__Task goal__. Look through the entries below and count the lines with the word "euros" in them; give only the number.

__Dataset content__.

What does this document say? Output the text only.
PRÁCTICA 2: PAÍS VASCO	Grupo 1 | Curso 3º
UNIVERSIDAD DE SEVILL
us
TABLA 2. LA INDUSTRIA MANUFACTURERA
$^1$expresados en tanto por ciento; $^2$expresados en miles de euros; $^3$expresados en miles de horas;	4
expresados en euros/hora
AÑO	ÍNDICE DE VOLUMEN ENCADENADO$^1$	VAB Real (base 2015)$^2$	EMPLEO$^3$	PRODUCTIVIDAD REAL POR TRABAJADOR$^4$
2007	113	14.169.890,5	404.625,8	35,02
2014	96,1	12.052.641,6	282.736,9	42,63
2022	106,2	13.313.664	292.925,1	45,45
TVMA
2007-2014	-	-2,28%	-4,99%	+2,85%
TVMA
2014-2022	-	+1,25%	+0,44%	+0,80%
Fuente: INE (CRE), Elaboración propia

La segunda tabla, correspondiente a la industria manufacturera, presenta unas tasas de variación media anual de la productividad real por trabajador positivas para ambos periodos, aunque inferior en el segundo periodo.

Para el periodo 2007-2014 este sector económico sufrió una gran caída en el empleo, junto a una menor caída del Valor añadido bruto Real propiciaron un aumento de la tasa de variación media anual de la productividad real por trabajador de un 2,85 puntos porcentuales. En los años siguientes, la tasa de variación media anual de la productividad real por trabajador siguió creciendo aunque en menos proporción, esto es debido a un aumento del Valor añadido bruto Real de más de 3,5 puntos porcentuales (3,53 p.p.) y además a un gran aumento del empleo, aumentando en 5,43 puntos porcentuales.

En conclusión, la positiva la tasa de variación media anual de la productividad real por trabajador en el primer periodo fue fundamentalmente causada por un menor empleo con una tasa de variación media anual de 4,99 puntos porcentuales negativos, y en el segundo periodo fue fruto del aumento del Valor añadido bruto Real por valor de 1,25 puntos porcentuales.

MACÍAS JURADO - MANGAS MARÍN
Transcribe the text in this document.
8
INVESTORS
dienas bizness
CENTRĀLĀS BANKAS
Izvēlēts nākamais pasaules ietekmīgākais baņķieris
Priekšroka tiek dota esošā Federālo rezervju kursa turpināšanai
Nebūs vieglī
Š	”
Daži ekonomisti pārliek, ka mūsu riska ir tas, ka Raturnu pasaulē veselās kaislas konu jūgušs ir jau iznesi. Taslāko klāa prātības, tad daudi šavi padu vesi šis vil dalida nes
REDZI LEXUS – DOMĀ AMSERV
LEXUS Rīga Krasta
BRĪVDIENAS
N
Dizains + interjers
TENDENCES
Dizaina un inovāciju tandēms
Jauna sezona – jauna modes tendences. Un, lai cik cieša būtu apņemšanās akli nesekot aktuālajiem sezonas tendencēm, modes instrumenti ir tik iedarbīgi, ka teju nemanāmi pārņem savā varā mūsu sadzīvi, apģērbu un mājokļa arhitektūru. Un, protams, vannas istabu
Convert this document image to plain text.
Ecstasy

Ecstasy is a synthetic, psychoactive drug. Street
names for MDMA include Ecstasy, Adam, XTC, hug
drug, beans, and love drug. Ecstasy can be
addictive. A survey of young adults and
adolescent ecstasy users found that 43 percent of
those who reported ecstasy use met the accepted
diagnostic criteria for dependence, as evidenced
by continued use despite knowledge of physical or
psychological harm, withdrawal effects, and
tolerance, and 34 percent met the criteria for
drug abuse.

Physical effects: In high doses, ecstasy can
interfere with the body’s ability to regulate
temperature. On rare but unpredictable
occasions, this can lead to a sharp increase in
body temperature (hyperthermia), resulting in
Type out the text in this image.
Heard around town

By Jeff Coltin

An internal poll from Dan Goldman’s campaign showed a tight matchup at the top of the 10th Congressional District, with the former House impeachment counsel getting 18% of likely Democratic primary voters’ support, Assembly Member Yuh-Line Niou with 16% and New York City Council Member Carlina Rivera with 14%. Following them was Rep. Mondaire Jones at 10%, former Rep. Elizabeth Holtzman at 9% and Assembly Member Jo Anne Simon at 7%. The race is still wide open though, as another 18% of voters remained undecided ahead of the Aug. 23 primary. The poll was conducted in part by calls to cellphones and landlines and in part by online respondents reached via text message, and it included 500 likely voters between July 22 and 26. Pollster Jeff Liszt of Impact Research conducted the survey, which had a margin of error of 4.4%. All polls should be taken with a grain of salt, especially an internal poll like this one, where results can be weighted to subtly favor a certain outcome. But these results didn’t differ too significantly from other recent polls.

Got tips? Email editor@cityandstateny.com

__Result of this task__. 2